# Dataset entries:
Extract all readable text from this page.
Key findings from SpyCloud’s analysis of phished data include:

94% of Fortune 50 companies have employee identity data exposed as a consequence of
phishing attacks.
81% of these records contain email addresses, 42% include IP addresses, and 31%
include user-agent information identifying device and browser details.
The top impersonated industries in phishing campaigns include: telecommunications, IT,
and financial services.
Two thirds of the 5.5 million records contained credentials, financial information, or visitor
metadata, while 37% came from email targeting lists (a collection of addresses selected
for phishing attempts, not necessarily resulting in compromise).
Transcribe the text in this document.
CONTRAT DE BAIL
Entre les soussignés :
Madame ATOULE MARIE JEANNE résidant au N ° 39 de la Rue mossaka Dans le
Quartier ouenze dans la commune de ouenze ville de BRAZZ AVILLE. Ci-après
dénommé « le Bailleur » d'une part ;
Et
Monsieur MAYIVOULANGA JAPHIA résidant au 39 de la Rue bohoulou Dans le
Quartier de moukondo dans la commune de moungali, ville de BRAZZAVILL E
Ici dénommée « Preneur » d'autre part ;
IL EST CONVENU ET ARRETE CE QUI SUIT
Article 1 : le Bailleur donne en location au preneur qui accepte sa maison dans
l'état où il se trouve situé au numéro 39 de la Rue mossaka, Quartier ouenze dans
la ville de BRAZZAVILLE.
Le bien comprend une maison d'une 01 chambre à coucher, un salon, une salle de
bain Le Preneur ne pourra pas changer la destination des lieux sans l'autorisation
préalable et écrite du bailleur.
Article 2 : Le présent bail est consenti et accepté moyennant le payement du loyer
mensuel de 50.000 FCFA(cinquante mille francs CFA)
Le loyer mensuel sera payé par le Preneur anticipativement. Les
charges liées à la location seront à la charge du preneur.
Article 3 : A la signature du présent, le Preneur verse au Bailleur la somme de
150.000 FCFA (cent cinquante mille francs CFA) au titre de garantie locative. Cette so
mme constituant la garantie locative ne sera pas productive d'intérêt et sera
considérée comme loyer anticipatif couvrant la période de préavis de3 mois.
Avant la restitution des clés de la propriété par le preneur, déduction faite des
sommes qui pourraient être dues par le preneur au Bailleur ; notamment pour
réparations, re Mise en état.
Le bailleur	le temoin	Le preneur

# Given task:
Above are the records. Identify each line that contains the word "information".

# Task response:
include user-agent information identifying device and browser details.
Two thirds of the 5.5 million records contained credentials, financial information, or visitor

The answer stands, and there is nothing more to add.